» **WHAT TO WORK ON**: Where a line contains the word "ActiveDirectory", copy that line.

**********

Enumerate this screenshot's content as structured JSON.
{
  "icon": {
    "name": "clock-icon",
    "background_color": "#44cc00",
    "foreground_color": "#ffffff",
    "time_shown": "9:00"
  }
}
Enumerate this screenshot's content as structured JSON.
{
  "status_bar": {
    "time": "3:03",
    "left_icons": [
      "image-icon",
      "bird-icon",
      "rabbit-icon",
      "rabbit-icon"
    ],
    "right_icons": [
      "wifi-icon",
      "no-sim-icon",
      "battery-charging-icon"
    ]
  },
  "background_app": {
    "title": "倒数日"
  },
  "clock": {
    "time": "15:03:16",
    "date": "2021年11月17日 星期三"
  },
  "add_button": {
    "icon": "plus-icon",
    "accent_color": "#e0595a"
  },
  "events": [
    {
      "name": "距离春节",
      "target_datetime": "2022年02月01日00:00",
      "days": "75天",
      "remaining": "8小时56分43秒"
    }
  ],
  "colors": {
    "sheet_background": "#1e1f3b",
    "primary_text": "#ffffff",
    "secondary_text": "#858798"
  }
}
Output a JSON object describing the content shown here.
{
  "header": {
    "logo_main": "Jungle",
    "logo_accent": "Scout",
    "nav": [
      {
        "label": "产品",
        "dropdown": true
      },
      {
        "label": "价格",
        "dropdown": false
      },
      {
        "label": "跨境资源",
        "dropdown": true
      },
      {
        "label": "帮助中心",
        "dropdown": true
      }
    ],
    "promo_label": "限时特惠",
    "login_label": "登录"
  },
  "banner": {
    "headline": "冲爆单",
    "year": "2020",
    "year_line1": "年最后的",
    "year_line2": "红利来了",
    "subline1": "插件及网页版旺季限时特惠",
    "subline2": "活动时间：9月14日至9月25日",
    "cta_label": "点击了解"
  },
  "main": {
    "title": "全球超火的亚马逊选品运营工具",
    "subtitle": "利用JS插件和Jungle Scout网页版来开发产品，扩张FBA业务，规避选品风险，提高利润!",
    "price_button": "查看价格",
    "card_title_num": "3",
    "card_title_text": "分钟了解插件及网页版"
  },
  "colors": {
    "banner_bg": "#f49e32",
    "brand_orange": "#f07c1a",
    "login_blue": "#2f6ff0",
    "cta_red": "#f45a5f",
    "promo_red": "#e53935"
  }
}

**********

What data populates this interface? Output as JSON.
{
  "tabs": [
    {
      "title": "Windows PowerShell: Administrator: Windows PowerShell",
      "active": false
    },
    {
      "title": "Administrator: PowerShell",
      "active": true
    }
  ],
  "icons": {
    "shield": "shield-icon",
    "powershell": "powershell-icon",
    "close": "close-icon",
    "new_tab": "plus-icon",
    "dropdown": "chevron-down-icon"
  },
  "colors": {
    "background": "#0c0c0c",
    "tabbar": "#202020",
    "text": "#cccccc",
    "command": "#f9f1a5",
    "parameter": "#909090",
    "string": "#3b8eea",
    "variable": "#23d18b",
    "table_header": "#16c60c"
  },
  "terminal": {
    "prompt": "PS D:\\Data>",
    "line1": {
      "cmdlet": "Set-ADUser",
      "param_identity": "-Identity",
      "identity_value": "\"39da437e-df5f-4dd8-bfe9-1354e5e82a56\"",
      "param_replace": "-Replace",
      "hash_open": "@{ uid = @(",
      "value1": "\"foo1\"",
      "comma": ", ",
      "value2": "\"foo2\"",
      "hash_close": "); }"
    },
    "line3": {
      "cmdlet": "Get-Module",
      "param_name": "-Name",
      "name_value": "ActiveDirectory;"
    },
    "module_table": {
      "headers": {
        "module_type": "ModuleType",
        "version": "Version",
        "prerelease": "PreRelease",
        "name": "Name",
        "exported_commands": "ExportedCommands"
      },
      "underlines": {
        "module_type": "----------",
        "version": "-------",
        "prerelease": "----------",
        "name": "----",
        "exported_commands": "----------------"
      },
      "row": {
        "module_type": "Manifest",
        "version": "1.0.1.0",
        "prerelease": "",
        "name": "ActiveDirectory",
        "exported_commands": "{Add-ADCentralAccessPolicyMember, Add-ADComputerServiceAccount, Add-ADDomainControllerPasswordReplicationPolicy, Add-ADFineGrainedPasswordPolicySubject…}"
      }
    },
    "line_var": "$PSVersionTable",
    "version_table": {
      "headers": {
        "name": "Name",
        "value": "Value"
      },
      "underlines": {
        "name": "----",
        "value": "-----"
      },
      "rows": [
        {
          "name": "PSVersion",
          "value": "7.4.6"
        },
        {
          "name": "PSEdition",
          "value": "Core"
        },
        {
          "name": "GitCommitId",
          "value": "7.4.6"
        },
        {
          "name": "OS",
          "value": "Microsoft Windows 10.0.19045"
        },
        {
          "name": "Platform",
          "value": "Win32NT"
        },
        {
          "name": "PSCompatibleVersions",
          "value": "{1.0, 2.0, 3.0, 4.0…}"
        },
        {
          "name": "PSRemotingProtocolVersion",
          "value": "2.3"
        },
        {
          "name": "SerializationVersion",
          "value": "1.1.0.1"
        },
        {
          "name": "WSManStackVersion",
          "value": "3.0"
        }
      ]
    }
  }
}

**********

» **THE RESPONSE**:
      "name_value": "ActiveDirectory;"
        "name": "ActiveDirectory",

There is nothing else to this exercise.